(Collected data)
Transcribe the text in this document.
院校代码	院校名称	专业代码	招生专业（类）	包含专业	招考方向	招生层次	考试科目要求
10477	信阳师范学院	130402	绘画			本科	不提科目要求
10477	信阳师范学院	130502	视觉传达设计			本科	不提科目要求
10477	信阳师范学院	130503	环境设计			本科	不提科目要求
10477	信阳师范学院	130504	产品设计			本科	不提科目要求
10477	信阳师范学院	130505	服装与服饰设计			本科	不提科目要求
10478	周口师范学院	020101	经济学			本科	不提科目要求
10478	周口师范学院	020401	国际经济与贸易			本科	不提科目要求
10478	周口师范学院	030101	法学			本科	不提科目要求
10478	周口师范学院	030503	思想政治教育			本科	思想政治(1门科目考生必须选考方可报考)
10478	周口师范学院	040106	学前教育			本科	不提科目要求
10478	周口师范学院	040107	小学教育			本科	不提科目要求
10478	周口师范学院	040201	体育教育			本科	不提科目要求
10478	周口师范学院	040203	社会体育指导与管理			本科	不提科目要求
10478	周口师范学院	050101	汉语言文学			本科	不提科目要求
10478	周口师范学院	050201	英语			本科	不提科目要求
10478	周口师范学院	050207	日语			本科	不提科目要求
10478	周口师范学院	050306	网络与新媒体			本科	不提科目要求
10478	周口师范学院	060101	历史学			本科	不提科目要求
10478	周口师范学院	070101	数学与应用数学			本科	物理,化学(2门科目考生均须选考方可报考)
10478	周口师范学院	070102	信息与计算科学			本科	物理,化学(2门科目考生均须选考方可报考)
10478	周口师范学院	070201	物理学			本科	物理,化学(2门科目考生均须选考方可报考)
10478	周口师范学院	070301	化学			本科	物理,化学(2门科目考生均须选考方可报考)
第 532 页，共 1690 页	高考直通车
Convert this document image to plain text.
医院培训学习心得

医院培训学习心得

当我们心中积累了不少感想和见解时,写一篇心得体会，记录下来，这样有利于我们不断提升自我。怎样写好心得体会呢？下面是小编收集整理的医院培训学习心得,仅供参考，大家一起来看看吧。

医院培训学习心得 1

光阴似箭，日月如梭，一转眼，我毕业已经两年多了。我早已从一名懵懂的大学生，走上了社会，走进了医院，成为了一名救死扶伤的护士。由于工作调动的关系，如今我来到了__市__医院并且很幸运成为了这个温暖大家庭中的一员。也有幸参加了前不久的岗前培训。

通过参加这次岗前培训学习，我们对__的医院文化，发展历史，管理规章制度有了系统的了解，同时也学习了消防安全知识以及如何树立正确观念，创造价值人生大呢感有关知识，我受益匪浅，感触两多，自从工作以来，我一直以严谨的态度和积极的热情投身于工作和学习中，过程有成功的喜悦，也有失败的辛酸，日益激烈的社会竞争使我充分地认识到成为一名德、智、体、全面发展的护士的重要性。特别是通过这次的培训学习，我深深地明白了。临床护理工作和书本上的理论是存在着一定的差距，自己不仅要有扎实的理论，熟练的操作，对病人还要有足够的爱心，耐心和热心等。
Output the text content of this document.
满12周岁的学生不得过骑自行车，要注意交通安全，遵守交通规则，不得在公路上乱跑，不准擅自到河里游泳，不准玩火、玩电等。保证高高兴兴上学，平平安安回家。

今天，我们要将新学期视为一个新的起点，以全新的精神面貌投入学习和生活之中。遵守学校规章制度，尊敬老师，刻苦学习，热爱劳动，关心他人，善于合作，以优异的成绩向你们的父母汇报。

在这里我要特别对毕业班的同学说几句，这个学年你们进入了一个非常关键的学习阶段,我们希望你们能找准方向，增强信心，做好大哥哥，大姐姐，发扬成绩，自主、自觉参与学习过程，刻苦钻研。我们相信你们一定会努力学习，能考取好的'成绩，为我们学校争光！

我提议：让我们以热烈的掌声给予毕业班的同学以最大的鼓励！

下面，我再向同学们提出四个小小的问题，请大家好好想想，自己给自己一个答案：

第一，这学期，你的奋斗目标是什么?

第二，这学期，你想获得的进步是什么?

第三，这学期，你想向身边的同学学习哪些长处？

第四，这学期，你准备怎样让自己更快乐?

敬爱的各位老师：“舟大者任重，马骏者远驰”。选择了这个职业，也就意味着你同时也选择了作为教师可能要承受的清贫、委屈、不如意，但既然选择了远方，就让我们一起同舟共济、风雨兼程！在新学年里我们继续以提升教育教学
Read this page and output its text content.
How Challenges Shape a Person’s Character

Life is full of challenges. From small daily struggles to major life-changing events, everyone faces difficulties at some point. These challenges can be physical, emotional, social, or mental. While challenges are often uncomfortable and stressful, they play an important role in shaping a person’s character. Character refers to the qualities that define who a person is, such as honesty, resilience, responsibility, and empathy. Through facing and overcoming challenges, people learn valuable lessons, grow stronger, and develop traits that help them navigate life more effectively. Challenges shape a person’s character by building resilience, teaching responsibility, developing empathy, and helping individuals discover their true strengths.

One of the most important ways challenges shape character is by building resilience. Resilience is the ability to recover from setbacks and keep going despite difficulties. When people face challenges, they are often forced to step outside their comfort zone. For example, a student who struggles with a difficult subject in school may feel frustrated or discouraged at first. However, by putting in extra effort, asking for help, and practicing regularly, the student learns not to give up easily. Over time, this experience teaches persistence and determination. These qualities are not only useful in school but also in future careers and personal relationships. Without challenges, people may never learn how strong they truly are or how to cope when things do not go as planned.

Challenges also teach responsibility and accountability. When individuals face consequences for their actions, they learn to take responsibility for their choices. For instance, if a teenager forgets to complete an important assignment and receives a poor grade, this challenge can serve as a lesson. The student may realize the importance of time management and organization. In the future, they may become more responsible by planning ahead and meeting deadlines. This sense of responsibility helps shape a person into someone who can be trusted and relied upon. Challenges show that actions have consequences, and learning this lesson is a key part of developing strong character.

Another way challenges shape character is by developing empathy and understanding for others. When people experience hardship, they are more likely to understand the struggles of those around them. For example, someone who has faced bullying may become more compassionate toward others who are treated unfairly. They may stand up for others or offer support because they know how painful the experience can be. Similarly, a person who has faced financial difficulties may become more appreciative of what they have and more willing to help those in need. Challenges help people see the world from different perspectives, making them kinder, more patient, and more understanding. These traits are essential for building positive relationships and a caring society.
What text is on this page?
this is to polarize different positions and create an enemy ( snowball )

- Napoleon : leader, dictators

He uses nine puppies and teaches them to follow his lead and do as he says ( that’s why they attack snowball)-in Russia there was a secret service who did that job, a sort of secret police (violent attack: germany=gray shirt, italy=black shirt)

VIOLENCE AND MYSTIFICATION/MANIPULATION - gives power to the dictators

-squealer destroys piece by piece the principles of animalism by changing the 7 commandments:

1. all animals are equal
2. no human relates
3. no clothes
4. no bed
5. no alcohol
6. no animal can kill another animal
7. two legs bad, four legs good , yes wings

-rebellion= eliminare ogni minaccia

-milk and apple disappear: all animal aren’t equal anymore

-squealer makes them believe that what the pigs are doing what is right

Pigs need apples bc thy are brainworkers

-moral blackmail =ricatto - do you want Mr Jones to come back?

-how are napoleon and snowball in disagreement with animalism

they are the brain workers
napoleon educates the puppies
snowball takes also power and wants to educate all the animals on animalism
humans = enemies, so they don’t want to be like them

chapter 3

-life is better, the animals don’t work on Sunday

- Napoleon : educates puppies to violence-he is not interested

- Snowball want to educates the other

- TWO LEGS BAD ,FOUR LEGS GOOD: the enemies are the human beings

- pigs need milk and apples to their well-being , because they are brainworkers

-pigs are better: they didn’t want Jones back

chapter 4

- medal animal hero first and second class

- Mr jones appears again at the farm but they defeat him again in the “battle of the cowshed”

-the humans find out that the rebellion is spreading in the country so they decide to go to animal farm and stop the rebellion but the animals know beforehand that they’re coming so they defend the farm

## Work required
Without leaving anything out, quote all the data.

## Written solution
Transcribe the text in this document.
院校代码	院校名称	专业代码	招生专业（类）	包含专业	招考方向	招生层次	考试科目要求
10477	信阳师范学院	130402	绘画			本科	不提科目要求
10477	信阳师范学院	130502	视觉传达设计			本科	不提科目要求
10477	信阳师范学院	130503	环境设计			本科	不提科目要求
10477	信阳师范学院	130504	产品设计			本科	不提科目要求
10477	信阳师范学院	130505	服装与服饰设计			本科	不提科目要求
10478	周口师范学院	020101	经济学			本科	不提科目要求
10478	周口师范学院	020401	国际经济与贸易			本科	不提科目要求
10478	周口师范学院	030101	法学			本科	不提科目要求
10478	周口师范学院	030503	思想政治教育			本科	思想政治(1门科目考生必须选考方可报考)
10478	周口师范学院	040106	学前教育			本科	不提科目要求
10478	周口师范学院	040107	小学教育			本科	不提科目要求
10478	周口师范学院	040201	体育教育			本科	不提科目要求
10478	周口师范学院	040203	社会体育指导与管理			本科	不提科目要求
10478	周口师范学院	050101	汉语言文学			本科	不提科目要求
10478	周口师范学院	050201	英语			本科	不提科目要求
10478	周口师范学院	050207	日语			本科	不提科目要求
10478	周口师范学院	050306	网络与新媒体			本科	不提科目要求
10478	周口师范学院	060101	历史学			本科	不提科目要求
10478	周口师范学院	070101	数学与应用数学			本科	物理,化学(2门科目考生均须选考方可报考)
10478	周口师范学院	070102	信息与计算科学			本科	物理,化学(2门科目考生均须选考方可报考)
10478	周口师范学院	070201	物理学			本科	物理,化学(2门科目考生均须选考方可报考)
10478	周口师范学院	070301	化学			本科	物理,化学(2门科目考生均须选考方可报考)
第 532 页，共 1690 页	高考直通车
Convert this document image to plain text.
医院培训学习心得

医院培训学习心得

当我们心中积累了不少感想和见解时,写一篇心得体会，记录下来，这样有利于我们不断提升自我。怎样写好心得体会呢？下面是小编收集整理的医院培训学习心得,仅供参考，大家一起来看看吧。

医院培训学习心得 1

光阴似箭，日月如梭，一转眼，我毕业已经两年多了。我早已从一名懵懂的大学生，走上了社会，走进了医院，成为了一名救死扶伤的护士。由于工作调动的关系，如今我来到了__市__医院并且很幸运成为了这个温暖大家庭中的一员。也有幸参加了前不久的岗前培训。

通过参加这次岗前培训学习，我们对__的医院文化，发展历史，管理规章制度有了系统的了解，同时也学习了消防安全知识以及如何树立正确观念，创造价值人生大呢感有关知识，我受益匪浅，感触两多，自从工作以来，我一直以严谨的态度和积极的热情投身于工作和学习中，过程有成功的喜悦，也有失败的辛酸，日益激烈的社会竞争使我充分地认识到成为一名德、智、体、全面发展的护士的重要性。特别是通过这次的培训学习，我深深地明白了。临床护理工作和书本上的理论是存在着一定的差距，自己不仅要有扎实的理论，熟练的操作，对病人还要有足够的爱心，耐心和热心等。
Output the text content of this document.
满12周岁的学生不得过骑自行车，要注意交通安全，遵守交通规则，不得在公路上乱跑，不准擅自到河里游泳，不准玩火、玩电等。保证高高兴兴上学，平平安安回家。

今天，我们要将新学期视为一个新的起点，以全新的精神面貌投入学习和生活之中。遵守学校规章制度，尊敬老师，刻苦学习，热爱劳动，关心他人，善于合作，以优异的成绩向你们的父母汇报。

在这里我要特别对毕业班的同学说几句，这个学年你们进入了一个非常关键的学习阶段,我们希望你们能找准方向，增强信心，做好大哥哥，大姐姐，发扬成绩，自主、自觉参与学习过程，刻苦钻研。我们相信你们一定会努力学习，能考取好的'成绩，为我们学校争光！

我提议：让我们以热烈的掌声给予毕业班的同学以最大的鼓励！

下面，我再向同学们提出四个小小的问题，请大家好好想想，自己给自己一个答案：

第一，这学期，你的奋斗目标是什么?

第二，这学期，你想获得的进步是什么?

第三，这学期，你想向身边的同学学习哪些长处？

第四，这学期，你准备怎样让自己更快乐?

敬爱的各位老师：“舟大者任重，马骏者远驰”。选择了这个职业，也就意味着你同时也选择了作为教师可能要承受的清贫、委屈、不如意，但既然选择了远方，就让我们一起同舟共济、风雨兼程！在新学年里我们继续以提升教育教学
Read this page and output its text content.
How Challenges Shape a Person’s Character

Life is full of challenges. From small daily struggles to major life-changing events, everyone faces difficulties at some point. These challenges can be physical, emotional, social, or mental. While challenges are often uncomfortable and stressful, they play an important role in shaping a person’s character. Character refers to the qualities that define who a person is, such as honesty, resilience, responsibility, and empathy. Through facing and overcoming challenges, people learn valuable lessons, grow stronger, and develop traits that help them navigate life more effectively. Challenges shape a person’s character by building resilience, teaching responsibility, developing empathy, and helping individuals discover their true strengths.

One of the most important ways challenges shape character is by building resilience. Resilience is the ability to recover from setbacks and keep going despite difficulties. When people face challenges, they are often forced to step outside their comfort zone. For example, a student who struggles with a difficult subject in school may feel frustrated or discouraged at first. However, by putting in extra effort, asking for help, and practicing regularly, the student learns not to give up easily. Over time, this experience teaches persistence and determination. These qualities are not only useful in school but also in future careers and personal relationships. Without challenges, people may never learn how strong they truly are or how to cope when things do not go as planned.

Challenges also teach responsibility and accountability. When individuals face consequences for their actions, they learn to take responsibility for their choices. For instance, if a teenager forgets to complete an important assignment and receives a poor grade, this challenge can serve as a lesson. The student may realize the importance of time management and organization. In the future, they may become more responsible by planning ahead and meeting deadlines. This sense of responsibility helps shape a person into someone who can be trusted and relied upon. Challenges show that actions have consequences, and learning this lesson is a key part of developing strong character.

Another way challenges shape character is by developing empathy and understanding for others. When people experience hardship, they are more likely to understand the struggles of those around them. For example, someone who has faced bullying may become more compassionate toward others who are treated unfairly. They may stand up for others or offer support because they know how painful the experience can be. Similarly, a person who has faced financial difficulties may become more appreciative of what they have and more willing to help those in need. Challenges help people see the world from different perspectives, making them kinder, more patient, and more understanding. These traits are essential for building positive relationships and a caring society.
What text is on this page?
this is to polarize different positions and create an enemy ( snowball )

- Napoleon : leader, dictators

He uses nine puppies and teaches them to follow his lead and do as he says ( that’s why they attack snowball)-in Russia there was a secret service who did that job, a sort of secret police (violent attack: germany=gray shirt, italy=black shirt)

VIOLENCE AND MYSTIFICATION/MANIPULATION - gives power to the dictators

-squealer destroys piece by piece the principles of animalism by changing the 7 commandments:

1. all animals are equal
2. no human relates
3. no clothes
4. no bed
5. no alcohol
6. no animal can kill another animal
7. two legs bad, four legs good , yes wings

-rebellion= eliminare ogni minaccia

-milk and apple disappear: all animal aren’t equal anymore

-squealer makes them believe that what the pigs are doing what is right

Pigs need apples bc thy are brainworkers

-moral blackmail =ricatto - do you want Mr Jones to come back?

-how are napoleon and snowball in disagreement with animalism

they are the brain workers
napoleon educates the puppies
snowball takes also power and wants to educate all the animals on animalism
humans = enemies, so they don’t want to be like them

chapter 3

-life is better, the animals don’t work on Sunday

- Napoleon : educates puppies to violence-he is not interested

- Snowball want to educates the other

- TWO LEGS BAD ,FOUR LEGS GOOD: the enemies are the human beings

- pigs need milk and apples to their well-being , because they are brainworkers

-pigs are better: they didn’t want Jones back

chapter 4

- medal animal hero first and second class

- Mr jones appears again at the farm but they defeat him again in the “battle of the cowshed”

-the humans find out that the rebellion is spreading in the country so they decide to go to animal farm and stop the rebellion but the animals know beforehand that they’re coming so they defend the farm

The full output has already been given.